>> BEGIN Given records

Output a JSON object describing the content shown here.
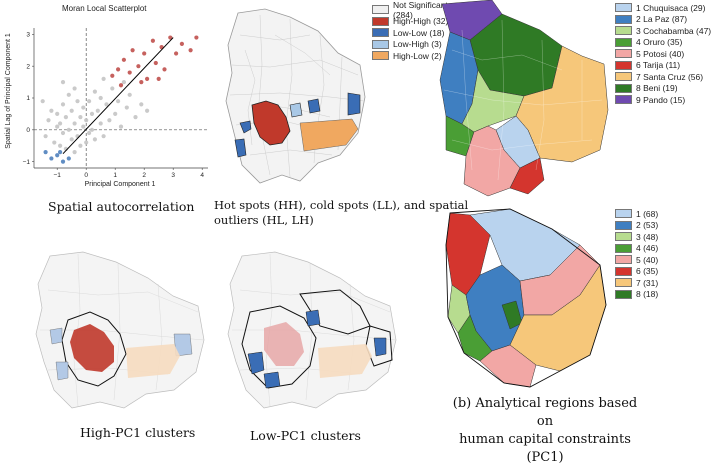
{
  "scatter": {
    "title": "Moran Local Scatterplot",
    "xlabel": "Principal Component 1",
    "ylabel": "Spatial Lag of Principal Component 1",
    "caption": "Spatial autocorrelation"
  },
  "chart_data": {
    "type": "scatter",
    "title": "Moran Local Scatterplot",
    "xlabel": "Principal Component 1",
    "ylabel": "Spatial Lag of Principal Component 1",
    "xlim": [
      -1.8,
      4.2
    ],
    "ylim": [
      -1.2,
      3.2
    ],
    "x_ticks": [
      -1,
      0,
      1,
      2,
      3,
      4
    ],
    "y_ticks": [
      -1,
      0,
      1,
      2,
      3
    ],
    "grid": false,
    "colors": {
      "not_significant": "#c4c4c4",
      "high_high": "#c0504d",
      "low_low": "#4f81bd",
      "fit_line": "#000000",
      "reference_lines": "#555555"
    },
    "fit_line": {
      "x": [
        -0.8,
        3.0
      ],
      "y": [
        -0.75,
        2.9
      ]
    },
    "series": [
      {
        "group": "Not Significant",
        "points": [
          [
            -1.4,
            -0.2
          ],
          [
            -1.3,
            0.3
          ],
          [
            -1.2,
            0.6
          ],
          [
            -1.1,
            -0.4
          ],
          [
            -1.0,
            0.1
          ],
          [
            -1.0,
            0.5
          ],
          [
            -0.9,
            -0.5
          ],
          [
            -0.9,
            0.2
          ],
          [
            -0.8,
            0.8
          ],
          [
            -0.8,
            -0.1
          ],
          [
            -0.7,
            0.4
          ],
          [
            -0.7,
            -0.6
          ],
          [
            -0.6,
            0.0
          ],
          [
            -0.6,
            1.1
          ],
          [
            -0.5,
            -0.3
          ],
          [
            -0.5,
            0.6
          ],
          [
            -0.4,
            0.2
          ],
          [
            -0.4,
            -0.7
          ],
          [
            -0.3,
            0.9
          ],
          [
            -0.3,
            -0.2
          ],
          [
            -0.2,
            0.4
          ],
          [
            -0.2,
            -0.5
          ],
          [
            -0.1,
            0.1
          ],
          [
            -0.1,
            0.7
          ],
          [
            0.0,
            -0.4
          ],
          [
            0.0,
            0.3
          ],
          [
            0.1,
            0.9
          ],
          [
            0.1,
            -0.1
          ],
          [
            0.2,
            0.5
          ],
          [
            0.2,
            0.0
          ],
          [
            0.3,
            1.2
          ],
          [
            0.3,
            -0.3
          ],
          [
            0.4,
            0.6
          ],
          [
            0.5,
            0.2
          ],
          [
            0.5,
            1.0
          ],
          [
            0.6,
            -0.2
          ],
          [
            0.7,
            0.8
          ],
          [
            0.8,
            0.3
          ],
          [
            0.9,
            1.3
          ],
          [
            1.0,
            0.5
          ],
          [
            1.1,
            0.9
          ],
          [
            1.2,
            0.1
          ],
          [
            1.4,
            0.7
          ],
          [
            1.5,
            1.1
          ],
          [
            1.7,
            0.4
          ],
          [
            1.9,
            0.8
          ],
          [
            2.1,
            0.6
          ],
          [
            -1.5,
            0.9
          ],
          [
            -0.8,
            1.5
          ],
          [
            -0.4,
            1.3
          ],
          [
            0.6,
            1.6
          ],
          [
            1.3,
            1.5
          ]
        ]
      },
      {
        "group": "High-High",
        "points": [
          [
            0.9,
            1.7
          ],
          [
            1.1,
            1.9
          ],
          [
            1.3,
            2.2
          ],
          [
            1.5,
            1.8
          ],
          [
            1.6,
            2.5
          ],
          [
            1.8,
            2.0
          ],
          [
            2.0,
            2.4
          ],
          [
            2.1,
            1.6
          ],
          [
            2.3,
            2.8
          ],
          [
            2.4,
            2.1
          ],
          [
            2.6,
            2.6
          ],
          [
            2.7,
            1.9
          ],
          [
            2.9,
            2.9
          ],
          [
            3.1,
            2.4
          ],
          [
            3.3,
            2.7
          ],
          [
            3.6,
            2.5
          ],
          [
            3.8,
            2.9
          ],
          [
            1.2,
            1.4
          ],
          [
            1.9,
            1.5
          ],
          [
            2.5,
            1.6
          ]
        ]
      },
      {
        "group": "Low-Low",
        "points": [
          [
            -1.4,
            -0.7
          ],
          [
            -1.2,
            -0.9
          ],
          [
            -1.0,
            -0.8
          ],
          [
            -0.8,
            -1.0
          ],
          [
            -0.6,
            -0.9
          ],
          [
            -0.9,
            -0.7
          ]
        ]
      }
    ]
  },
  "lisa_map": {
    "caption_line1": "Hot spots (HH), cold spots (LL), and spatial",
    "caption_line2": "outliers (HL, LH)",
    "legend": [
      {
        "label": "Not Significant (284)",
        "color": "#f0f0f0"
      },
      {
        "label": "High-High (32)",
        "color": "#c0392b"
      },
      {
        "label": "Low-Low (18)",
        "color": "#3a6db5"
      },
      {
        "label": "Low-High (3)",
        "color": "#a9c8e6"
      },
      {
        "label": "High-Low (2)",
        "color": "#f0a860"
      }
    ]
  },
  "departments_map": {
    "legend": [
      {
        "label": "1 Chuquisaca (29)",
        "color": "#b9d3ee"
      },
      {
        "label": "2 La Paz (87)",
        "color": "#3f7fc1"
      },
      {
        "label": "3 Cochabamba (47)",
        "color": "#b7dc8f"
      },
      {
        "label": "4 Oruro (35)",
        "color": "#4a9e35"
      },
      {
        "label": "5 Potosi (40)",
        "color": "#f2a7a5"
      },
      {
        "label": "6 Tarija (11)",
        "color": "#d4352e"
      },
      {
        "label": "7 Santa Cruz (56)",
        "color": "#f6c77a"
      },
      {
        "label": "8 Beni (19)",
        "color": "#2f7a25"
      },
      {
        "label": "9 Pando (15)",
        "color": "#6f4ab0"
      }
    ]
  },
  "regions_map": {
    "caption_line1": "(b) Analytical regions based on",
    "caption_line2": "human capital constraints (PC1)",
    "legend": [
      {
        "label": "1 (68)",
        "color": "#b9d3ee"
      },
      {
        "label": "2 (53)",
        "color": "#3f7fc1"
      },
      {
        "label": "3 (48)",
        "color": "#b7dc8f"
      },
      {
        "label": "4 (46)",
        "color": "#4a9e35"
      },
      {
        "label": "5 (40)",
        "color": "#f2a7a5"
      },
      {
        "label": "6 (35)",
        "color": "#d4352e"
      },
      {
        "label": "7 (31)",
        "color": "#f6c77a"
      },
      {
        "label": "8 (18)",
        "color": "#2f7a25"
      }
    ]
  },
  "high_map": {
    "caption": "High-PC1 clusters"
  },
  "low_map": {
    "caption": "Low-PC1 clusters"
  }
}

>> END Given records
>> BEGIN Given records

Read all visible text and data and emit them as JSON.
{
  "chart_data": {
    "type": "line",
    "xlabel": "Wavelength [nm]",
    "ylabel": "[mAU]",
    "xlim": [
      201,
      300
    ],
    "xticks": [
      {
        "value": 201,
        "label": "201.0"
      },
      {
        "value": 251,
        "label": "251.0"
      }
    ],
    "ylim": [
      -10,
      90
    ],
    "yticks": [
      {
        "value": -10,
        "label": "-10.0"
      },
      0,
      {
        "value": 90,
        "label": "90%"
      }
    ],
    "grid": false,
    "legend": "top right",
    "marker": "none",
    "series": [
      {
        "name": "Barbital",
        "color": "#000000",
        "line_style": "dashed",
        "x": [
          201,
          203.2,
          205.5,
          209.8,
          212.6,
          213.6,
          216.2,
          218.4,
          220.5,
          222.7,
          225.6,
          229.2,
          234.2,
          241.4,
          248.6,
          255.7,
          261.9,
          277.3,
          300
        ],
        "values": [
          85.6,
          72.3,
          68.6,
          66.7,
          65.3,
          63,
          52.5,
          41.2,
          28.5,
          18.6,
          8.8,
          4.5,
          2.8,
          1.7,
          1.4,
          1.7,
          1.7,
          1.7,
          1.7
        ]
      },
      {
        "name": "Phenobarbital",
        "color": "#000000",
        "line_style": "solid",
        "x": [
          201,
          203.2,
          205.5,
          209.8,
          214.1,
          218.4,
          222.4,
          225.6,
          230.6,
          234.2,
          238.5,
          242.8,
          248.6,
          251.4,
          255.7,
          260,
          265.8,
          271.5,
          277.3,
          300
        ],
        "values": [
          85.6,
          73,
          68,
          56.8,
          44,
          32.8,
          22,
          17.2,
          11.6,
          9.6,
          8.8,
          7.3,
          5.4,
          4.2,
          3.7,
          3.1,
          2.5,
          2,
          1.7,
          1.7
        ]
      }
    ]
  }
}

>> END Given records

Stated exercise: From the entries above, copy every line that holds the word "clusters".

Result of this task:
    "caption": "High-PC1 clusters"
    "caption": "Low-PC1 clusters"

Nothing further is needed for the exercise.